● EXERCISE: Print the data from its first line through the line containing "separator: · — [785, 214, 798, 260]", both lines included, copying each one character for character.

* begin *

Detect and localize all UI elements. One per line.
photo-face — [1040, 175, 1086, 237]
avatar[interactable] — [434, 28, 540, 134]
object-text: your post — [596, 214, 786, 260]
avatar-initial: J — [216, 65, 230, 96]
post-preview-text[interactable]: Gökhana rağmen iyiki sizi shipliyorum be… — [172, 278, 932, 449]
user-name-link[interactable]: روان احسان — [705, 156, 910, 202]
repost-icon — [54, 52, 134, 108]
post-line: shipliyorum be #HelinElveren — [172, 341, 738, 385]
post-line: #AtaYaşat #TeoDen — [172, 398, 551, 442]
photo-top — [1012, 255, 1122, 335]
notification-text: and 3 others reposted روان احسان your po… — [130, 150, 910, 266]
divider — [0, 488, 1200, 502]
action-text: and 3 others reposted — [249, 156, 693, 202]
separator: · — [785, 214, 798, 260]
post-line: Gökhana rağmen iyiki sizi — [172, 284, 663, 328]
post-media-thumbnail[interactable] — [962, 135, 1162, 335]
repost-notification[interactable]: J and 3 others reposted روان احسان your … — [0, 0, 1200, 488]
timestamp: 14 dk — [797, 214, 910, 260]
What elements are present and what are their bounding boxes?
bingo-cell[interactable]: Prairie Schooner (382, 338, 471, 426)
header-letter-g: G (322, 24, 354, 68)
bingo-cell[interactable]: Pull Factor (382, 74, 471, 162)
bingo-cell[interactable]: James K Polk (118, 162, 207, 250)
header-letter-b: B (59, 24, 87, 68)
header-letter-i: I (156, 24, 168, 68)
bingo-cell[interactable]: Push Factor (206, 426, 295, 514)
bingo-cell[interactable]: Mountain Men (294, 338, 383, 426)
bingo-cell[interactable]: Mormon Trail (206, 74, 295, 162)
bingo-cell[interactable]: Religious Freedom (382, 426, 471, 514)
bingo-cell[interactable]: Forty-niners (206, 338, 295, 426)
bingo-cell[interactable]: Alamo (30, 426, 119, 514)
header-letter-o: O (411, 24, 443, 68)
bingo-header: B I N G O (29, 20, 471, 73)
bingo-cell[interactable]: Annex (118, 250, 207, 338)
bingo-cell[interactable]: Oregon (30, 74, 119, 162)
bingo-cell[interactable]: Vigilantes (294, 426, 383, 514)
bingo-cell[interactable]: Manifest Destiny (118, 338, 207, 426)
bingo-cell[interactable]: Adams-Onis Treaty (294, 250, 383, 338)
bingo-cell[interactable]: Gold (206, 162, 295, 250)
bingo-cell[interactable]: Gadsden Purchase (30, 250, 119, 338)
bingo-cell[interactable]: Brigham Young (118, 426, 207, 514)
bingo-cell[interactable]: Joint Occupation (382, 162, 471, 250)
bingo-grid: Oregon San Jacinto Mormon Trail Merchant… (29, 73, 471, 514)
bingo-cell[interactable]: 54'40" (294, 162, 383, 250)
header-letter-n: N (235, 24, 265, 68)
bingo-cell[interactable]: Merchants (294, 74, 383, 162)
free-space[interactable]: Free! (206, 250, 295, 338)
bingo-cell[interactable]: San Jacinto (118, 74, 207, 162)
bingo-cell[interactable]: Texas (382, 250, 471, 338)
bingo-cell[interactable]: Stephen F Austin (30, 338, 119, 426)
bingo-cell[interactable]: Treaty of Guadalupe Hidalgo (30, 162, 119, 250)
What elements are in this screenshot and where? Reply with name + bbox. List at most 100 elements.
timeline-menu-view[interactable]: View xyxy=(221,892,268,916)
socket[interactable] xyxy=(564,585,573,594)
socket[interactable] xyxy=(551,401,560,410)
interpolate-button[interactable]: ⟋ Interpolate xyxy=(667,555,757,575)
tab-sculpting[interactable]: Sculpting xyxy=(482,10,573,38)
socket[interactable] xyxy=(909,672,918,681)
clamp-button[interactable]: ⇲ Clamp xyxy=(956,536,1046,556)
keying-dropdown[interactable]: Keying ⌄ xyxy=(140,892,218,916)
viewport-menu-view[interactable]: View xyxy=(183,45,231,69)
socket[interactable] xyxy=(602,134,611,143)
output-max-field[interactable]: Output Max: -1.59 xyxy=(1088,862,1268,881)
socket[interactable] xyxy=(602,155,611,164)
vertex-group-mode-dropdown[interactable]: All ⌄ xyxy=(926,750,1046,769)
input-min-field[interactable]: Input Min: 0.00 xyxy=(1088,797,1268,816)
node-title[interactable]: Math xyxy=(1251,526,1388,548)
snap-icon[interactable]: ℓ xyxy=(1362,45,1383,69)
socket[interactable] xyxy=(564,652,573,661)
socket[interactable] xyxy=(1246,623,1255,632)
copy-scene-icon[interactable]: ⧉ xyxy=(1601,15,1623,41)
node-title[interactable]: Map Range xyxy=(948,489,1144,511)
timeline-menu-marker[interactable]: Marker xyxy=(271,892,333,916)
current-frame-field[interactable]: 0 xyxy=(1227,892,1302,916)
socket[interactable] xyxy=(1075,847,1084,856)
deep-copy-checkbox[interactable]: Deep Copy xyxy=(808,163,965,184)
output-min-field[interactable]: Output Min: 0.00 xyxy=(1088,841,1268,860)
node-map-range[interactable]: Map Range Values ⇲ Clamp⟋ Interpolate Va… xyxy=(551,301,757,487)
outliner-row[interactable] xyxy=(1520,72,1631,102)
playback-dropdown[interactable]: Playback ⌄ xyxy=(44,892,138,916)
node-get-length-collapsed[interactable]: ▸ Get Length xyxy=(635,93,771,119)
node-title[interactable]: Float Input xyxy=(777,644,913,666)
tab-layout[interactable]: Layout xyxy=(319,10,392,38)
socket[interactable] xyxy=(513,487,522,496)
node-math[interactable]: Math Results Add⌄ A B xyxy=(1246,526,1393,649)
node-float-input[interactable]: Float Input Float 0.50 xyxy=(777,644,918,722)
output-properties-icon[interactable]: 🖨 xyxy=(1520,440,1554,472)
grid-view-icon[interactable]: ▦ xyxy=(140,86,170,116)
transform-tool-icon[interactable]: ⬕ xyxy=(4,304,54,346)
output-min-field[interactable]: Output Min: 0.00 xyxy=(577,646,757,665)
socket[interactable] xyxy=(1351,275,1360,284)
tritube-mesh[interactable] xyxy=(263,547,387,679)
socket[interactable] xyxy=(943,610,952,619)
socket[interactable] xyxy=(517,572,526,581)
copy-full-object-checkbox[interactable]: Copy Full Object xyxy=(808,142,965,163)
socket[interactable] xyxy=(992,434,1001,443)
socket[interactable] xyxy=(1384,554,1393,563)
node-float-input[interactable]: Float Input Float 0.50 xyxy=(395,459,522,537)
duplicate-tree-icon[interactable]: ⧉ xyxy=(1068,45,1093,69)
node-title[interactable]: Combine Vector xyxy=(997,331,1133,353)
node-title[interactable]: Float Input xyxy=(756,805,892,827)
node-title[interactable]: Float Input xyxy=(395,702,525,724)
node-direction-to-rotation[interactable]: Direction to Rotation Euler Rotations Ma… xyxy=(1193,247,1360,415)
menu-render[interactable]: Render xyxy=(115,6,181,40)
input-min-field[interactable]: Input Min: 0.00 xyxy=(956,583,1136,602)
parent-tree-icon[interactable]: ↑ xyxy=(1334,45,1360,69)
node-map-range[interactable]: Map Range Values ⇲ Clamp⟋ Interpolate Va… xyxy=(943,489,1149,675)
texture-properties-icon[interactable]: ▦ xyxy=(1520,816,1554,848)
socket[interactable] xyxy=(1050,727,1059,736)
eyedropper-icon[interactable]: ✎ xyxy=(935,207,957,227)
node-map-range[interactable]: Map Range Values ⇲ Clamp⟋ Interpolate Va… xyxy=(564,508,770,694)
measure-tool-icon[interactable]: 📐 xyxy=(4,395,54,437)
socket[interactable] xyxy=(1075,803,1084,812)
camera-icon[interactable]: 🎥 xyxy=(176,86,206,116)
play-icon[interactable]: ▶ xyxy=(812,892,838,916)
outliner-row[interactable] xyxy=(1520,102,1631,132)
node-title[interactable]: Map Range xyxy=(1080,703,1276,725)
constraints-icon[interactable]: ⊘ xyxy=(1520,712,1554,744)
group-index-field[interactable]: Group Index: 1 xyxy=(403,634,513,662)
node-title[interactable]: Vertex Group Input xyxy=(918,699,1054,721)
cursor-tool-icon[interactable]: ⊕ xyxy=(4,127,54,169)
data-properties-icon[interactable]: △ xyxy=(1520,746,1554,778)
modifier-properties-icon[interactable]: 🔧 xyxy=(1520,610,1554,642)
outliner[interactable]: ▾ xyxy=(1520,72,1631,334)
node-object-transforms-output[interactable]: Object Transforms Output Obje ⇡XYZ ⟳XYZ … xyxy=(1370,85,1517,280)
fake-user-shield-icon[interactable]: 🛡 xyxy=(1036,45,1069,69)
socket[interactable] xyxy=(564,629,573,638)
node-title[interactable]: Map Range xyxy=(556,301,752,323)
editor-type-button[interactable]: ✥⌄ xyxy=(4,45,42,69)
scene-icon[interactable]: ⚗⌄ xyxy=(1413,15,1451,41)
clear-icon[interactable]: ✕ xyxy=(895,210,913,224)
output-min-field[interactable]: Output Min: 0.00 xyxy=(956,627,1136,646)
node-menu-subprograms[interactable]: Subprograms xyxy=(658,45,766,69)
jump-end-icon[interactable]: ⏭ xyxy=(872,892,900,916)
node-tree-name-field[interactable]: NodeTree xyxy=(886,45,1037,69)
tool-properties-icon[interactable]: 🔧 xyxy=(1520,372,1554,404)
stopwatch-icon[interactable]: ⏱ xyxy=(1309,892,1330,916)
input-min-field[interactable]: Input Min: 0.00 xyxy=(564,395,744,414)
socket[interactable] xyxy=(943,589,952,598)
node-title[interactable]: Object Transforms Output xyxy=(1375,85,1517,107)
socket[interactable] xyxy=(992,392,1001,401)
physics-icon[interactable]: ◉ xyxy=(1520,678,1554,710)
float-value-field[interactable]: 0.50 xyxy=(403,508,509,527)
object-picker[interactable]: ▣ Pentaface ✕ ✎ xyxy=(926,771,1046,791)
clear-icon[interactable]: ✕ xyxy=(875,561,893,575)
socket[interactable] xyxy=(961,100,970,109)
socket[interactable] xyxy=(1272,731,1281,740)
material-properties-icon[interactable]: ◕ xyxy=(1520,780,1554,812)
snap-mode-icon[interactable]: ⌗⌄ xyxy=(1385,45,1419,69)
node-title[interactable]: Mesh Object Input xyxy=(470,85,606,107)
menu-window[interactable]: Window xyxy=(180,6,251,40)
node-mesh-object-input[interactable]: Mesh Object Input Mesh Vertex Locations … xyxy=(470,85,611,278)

* end *

● WRITTEN SOLUTION:
Detect and localize all UI elements. One per line.
photo-face — [1040, 175, 1086, 237]
avatar[interactable] — [434, 28, 540, 134]
object-text: your post — [596, 214, 786, 260]
avatar-initial: J — [216, 65, 230, 96]
post-preview-text[interactable]: Gökhana rağmen iyiki sizi shipliyorum be… — [172, 278, 932, 449]
user-name-link[interactable]: روان احسان — [705, 156, 910, 202]
repost-icon — [54, 52, 134, 108]
post-line: shipliyorum be #HelinElveren — [172, 341, 738, 385]
post-line: #AtaYaşat #TeoDen — [172, 398, 551, 442]
photo-top — [1012, 255, 1122, 335]
notification-text: and 3 others reposted روان احسان your po… — [130, 150, 910, 266]
divider — [0, 488, 1200, 502]
action-text: and 3 others reposted — [249, 156, 693, 202]
separator: · — [785, 214, 798, 260]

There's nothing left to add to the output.